◆ ASSIGNMENT ◆
For each statement below, answer yes or no on whether it agrees with the biography of the Ukrainian aircraft pilot, and quote the deciding words of that biography: (a) He entered the Sevastopol National Technical University at the age of 16. (b) He received his private pilot's license on an RV-7. (c) The 2019 World Aerobatics Championships in which he competed took place in Břeclav.

◆ SELECTED EXTRACT ◆
——

Ukrainian aircraft pilot

Timur Fatkullin (born )— aircraft pilot, aerobatic athlete, International Class Master of Sports in aeronautics, founder of the Aerotim team. World champion in aerobatics as a member of the Ukrainian national team, gold medalist. Winner of the GoPro Million Dollar Challenge.

== Biography ==
Born on October 20, 1993, in the village of Chornomorske, Crimea. From the age of 6, he was involved in a climbing section. In high school, he formed a rock band with his classmates and played electric guitar. At the age of 16, he entered the Sevastopol National Technical University, Faculty of Economics and Management. He trained in the rock climbing team.

In 2008, he became a finalist for the Stockholm Junior Water Prize with his invention for desalination and was awarded by Victoria, Crown Princess of Sweden.

In 2012, he visited the Yukharina Balka airfield to learn to fly. At that time, the DOSAAF explained that "airplanes don't fly without money" and sent him to the parachute unit, where he made his first jump.

At the Ukrainian Pilot School, he received his private pilot's license on K-10 Swift. After obtaining his license, he met aerobatics coach Igor Chernov, who taught Timur simple and complex aerobatics on an RV-7.

In 2018, he took aerobatics training on an Extra 330lx in Aachen, received a German pilot's license at the Extrabatics school to fly solo on rental aircraft in Europe. In August of the same year, he performed at the Korolyov air show in Zhytomyr.

In July 2019, he performed with the team at the World Aerobatics Championships in the Intermediate category in the Czech city of Břeclav. Timur became a gold medalist, and the team (Igor Chernov, Timur Fatkullin, Dmitry Pogrebitsky) became the absolute world champions in 2019. For a team of 3, the Ukrainians won 5 gold medals and the first team place, beating all other teams. In the same year, he starred as a model for Porsche and gave interviews for L'Officiel, Vogue, and Aught.

In October 2020, the team raised a balloon with Oleksandr Marushko standing on its dome at an altitude of one and a half kilometers and drinking coffee, while Timur flew by on an airplane, performing an extreme turn. The video has got into the GoPro Awards and later won the GoPro Million Dollar Challenge among 56 thousand videos from around the world.

On December 19, 2020, the team performed a highly coordinated stunt: Timur, flying an Extra airplane in an inverted position, passes between the departure and the landing ramp at an altitude of half a meter, while in the air above him, Sergiy Gusak performs a motorcycle jump and the Cordova trick.

In 2021, Nazar Dorosh and Timur Fatkullin's video was featured in the GoPro Awards.

——

Document understanding data:
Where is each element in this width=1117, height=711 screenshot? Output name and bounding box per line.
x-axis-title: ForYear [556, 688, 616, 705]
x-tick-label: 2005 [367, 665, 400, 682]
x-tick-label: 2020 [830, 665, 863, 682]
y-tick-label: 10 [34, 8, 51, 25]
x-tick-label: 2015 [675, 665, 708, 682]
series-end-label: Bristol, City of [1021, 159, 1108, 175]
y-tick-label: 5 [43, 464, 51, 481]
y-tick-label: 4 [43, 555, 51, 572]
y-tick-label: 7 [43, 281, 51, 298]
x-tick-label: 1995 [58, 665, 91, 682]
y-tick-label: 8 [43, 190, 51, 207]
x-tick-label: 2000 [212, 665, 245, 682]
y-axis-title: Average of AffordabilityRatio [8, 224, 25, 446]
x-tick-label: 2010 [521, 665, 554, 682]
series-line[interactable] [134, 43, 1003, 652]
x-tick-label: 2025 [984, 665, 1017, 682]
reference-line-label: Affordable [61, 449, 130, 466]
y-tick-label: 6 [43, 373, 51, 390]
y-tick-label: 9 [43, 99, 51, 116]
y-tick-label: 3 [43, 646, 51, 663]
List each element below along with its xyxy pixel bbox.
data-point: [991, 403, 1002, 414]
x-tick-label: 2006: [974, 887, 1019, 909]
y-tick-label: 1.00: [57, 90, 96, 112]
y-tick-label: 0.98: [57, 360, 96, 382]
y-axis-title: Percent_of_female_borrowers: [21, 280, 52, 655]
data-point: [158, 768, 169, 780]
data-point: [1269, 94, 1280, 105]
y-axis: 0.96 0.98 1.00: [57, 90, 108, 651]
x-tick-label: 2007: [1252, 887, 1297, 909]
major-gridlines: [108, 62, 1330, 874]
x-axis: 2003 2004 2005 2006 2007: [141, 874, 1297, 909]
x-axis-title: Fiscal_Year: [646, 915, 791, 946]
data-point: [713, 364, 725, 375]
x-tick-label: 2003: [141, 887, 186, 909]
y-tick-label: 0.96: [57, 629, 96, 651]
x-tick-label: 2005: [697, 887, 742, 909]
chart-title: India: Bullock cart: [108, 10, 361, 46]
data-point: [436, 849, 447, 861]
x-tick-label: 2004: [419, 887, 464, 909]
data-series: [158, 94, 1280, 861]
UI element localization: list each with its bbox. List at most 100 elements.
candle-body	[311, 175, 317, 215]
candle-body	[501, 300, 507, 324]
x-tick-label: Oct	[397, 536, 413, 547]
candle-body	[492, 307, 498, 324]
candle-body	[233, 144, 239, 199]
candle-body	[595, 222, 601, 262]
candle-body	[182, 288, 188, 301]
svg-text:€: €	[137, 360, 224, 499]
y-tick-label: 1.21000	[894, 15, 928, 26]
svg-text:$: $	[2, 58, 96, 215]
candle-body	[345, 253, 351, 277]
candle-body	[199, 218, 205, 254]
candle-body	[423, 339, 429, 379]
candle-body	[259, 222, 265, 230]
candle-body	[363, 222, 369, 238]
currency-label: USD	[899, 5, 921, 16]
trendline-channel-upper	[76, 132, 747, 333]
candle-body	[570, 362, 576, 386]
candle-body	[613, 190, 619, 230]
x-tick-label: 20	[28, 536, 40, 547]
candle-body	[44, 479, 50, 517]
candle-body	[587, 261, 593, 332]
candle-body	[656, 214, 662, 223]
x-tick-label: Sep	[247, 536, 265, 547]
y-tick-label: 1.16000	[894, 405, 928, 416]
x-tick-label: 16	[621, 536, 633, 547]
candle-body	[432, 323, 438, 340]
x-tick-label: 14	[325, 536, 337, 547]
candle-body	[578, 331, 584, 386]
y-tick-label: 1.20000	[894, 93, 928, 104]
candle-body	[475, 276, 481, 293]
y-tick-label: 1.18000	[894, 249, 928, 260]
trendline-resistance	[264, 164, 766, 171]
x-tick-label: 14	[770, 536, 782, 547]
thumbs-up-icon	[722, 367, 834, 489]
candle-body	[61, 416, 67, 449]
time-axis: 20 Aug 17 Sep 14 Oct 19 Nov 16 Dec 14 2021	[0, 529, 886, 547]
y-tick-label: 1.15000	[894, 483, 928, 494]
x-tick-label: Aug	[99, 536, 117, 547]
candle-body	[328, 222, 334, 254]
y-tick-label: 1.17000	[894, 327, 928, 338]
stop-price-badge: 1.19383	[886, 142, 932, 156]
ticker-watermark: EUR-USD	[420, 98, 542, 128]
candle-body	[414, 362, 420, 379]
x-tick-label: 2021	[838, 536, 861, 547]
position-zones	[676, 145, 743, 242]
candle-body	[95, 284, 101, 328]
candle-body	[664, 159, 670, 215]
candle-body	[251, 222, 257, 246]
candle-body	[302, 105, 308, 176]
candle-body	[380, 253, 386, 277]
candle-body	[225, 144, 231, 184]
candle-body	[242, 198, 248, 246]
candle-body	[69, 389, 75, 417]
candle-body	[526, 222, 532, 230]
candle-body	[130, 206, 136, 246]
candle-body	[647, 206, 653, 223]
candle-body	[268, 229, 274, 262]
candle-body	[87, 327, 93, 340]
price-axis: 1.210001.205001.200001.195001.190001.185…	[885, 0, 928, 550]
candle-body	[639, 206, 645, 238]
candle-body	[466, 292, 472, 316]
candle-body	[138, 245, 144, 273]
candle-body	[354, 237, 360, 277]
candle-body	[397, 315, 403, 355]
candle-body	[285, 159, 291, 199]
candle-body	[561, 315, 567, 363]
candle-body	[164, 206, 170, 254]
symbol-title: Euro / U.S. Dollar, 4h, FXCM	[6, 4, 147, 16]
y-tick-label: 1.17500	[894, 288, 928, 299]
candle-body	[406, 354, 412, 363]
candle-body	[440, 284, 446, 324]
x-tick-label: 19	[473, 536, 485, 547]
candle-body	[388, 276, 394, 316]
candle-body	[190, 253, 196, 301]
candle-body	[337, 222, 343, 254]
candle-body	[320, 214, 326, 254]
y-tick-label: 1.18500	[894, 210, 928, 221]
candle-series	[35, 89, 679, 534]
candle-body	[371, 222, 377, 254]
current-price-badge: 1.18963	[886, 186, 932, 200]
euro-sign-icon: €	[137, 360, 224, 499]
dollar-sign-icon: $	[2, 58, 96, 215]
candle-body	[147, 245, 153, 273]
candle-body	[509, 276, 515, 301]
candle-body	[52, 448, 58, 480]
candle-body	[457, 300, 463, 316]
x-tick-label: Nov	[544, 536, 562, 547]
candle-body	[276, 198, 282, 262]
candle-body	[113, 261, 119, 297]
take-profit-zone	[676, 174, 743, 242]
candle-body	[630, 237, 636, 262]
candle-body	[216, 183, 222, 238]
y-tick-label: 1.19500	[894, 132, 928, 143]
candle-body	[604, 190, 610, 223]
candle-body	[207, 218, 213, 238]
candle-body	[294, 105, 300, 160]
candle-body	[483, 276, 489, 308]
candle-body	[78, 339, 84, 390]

——

◆ SOLUTION ◆
(a) Yes: "At the age of 16, he entered the Sevastopol National Technical University"
(b) No: "he received his private pilot's license on K-10 Swift"
(c) Yes: "at the World Aerobatics Championships in the Intermediate category in the Czech city of Břeclav"